◆ WHAT IS NEEDED
Give every line of the material again, exactly as written.

(Dataset rows)
==============================

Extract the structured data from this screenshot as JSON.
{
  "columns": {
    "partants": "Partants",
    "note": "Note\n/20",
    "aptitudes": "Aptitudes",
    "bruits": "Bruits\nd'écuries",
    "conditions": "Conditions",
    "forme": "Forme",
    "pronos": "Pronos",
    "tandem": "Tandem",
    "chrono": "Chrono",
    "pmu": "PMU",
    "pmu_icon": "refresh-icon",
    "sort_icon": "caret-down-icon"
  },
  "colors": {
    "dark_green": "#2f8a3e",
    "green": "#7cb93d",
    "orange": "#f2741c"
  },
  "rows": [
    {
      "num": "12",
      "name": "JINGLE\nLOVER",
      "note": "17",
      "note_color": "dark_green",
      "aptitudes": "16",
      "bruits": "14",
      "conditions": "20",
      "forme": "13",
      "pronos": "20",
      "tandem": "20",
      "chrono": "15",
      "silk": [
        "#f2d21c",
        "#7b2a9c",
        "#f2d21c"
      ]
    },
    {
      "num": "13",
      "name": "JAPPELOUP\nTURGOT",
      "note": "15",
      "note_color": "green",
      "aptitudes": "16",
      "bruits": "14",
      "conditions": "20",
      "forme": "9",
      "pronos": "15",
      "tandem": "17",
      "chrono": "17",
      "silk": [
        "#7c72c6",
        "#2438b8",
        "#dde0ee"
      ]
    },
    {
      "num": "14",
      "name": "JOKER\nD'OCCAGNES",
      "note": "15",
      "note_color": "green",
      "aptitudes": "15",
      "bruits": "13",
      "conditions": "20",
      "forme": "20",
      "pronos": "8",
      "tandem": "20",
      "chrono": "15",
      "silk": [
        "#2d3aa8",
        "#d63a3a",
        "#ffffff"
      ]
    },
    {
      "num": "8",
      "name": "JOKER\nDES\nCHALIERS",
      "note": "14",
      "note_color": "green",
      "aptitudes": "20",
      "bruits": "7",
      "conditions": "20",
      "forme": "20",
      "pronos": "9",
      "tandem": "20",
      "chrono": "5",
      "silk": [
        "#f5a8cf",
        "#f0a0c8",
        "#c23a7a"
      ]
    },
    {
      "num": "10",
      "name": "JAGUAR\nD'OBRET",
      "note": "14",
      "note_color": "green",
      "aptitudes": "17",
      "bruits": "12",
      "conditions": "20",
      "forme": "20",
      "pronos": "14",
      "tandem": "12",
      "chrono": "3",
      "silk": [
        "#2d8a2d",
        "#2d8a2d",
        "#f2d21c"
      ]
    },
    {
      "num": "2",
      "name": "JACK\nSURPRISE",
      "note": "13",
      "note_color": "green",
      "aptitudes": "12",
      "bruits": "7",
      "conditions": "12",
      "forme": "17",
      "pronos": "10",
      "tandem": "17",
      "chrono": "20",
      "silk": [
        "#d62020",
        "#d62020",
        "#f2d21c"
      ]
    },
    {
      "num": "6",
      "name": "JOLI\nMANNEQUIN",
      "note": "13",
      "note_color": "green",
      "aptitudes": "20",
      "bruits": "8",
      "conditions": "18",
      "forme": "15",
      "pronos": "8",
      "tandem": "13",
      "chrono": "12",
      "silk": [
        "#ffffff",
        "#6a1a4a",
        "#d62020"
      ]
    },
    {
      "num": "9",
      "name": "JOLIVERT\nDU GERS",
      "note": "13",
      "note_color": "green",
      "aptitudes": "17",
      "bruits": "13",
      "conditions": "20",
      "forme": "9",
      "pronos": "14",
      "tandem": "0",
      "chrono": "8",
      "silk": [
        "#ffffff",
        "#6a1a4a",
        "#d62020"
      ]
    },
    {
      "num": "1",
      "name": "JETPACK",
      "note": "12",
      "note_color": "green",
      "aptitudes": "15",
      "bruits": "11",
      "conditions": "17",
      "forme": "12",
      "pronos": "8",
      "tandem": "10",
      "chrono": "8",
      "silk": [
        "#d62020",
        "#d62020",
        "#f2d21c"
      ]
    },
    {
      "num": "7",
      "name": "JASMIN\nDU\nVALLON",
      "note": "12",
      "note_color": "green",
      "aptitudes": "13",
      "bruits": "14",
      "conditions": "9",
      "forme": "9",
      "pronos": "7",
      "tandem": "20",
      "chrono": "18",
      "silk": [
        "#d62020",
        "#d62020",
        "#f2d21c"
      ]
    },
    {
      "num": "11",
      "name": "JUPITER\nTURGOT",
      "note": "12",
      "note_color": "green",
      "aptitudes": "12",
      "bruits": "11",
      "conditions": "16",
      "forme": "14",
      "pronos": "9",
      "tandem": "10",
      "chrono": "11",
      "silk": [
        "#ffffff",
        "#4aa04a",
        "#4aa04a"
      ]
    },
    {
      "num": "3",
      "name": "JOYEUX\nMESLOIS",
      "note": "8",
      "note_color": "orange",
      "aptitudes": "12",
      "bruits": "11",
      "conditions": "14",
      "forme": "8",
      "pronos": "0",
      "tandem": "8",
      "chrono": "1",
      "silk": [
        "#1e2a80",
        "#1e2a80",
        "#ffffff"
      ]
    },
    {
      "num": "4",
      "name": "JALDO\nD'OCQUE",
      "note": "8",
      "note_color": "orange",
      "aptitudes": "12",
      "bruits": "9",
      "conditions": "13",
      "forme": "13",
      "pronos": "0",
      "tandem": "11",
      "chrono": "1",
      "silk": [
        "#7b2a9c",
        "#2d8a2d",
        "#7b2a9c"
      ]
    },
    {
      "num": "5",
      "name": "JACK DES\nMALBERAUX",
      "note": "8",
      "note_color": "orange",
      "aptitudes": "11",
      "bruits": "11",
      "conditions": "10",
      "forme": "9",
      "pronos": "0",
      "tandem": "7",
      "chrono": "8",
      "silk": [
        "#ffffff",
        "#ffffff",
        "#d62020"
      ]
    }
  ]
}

==============================

◆ ANSWER TO THIS TASK
Extract the structured data from this screenshot as JSON.
{
  "columns": {
    "partants": "Partants",
    "note": "Note\n/20",
    "aptitudes": "Aptitudes",
    "bruits": "Bruits\nd'écuries",
    "conditions": "Conditions",
    "forme": "Forme",
    "pronos": "Pronos",
    "tandem": "Tandem",
    "chrono": "Chrono",
    "pmu": "PMU",
    "pmu_icon": "refresh-icon",
    "sort_icon": "caret-down-icon"
  },
  "colors": {
    "dark_green": "#2f8a3e",
    "green": "#7cb93d",
    "orange": "#f2741c"
  },
  "rows": [
    {
      "num": "12",
      "name": "JINGLE\nLOVER",
      "note": "17",
      "note_color": "dark_green",
      "aptitudes": "16",
      "bruits": "14",
      "conditions": "20",
      "forme": "13",
      "pronos": "20",
      "tandem": "20",
      "chrono": "15",
      "silk": [
        "#f2d21c",
        "#7b2a9c",
        "#f2d21c"
      ]
    },
    {
      "num": "13",
      "name": "JAPPELOUP\nTURGOT",
      "note": "15",
      "note_color": "green",
      "aptitudes": "16",
      "bruits": "14",
      "conditions": "20",
      "forme": "9",
      "pronos": "15",
      "tandem": "17",
      "chrono": "17",
      "silk": [
        "#7c72c6",
        "#2438b8",
        "#dde0ee"
      ]
    },
    {
      "num": "14",
      "name": "JOKER\nD'OCCAGNES",
      "note": "15",
      "note_color": "green",
      "aptitudes": "15",
      "bruits": "13",
      "conditions": "20",
      "forme": "20",
      "pronos": "8",
      "tandem": "20",
      "chrono": "15",
      "silk": [
        "#2d3aa8",
        "#d63a3a",
        "#ffffff"
      ]
    },
    {
      "num": "8",
      "name": "JOKER\nDES\nCHALIERS",
      "note": "14",
      "note_color": "green",
      "aptitudes": "20",
      "bruits": "7",
      "conditions": "20",
      "forme": "20",
      "pronos": "9",
      "tandem": "20",
      "chrono": "5",
      "silk": [
        "#f5a8cf",
        "#f0a0c8",
        "#c23a7a"
      ]
    },
    {
      "num": "10",
      "name": "JAGUAR\nD'OBRET",
      "note": "14",
      "note_color": "green",
      "aptitudes": "17",
      "bruits": "12",
      "conditions": "20",
      "forme": "20",
      "pronos": "14",
      "tandem": "12",
      "chrono": "3",
      "silk": [
        "#2d8a2d",
        "#2d8a2d",
        "#f2d21c"
      ]
    },
    {
      "num": "2",
      "name": "JACK\nSURPRISE",
      "note": "13",
      "note_color": "green",
      "aptitudes": "12",
      "bruits": "7",
      "conditions": "12",
      "forme": "17",
      "pronos": "10",
      "tandem": "17",
      "chrono": "20",
      "silk": [
        "#d62020",
        "#d62020",
        "#f2d21c"
      ]
    },
    {
      "num": "6",
      "name": "JOLI\nMANNEQUIN",
      "note": "13",
      "note_color": "green",
      "aptitudes": "20",
      "bruits": "8",
      "conditions": "18",
      "forme": "15",
      "pronos": "8",
      "tandem": "13",
      "chrono": "12",
      "silk": [
        "#ffffff",
        "#6a1a4a",
        "#d62020"
      ]
    },
    {
      "num": "9",
      "name": "JOLIVERT\nDU GERS",
      "note": "13",
      "note_color": "green",
      "aptitudes": "17",
      "bruits": "13",
      "conditions": "20",
      "forme": "9",
      "pronos": "14",
      "tandem": "0",
      "chrono": "8",
      "silk": [
        "#ffffff",
        "#6a1a4a",
        "#d62020"
      ]
    },
    {
      "num": "1",
      "name": "JETPACK",
      "note": "12",
      "note_color": "green",
      "aptitudes": "15",
      "bruits": "11",
      "conditions": "17",
      "forme": "12",
      "pronos": "8",
      "tandem": "10",
      "chrono": "8",
      "silk": [
        "#d62020",
        "#d62020",
        "#f2d21c"
      ]
    },
    {
      "num": "7",
      "name": "JASMIN\nDU\nVALLON",
      "note": "12",
      "note_color": "green",
      "aptitudes": "13",
      "bruits": "14",
      "conditions": "9",
      "forme": "9",
      "pronos": "7",
      "tandem": "20",
      "chrono": "18",
      "silk": [
        "#d62020",
        "#d62020",
        "#f2d21c"
      ]
    },
    {
      "num": "11",
      "name": "JUPITER\nTURGOT",
      "note": "12",
      "note_color": "green",
      "aptitudes": "12",
      "bruits": "11",
      "conditions": "16",
      "forme": "14",
      "pronos": "9",
      "tandem": "10",
      "chrono": "11",
      "silk": [
        "#ffffff",
        "#4aa04a",
        "#4aa04a"
      ]
    },
    {
      "num": "3",
      "name": "JOYEUX\nMESLOIS",
      "note": "8",
      "note_color": "orange",
      "aptitudes": "12",
      "bruits": "11",
      "conditions": "14",
      "forme": "8",
      "pronos": "0",
      "tandem": "8",
      "chrono": "1",
      "silk": [
        "#1e2a80",
        "#1e2a80",
        "#ffffff"
      ]
    },
    {
      "num": "4",
      "name": "JALDO\nD'OCQUE",
      "note": "8",
      "note_color": "orange",
      "aptitudes": "12",
      "bruits": "9",
      "conditions": "13",
      "forme": "13",
      "pronos": "0",
      "tandem": "11",
      "chrono": "1",
      "silk": [
        "#7b2a9c",
        "#2d8a2d",
        "#7b2a9c"
      ]
    },
    {
      "num": "5",
      "name": "JACK DES\nMALBERAUX",
      "note": "8",
      "note_color": "orange",
      "aptitudes": "11",
      "bruits": "11",
      "conditions": "10",
      "forme": "9",
      "pronos": "0",
      "tandem": "7",
      "chrono": "8",
      "silk": [
        "#ffffff",
        "#ffffff",
        "#d62020"
      ]
    }
  ]
}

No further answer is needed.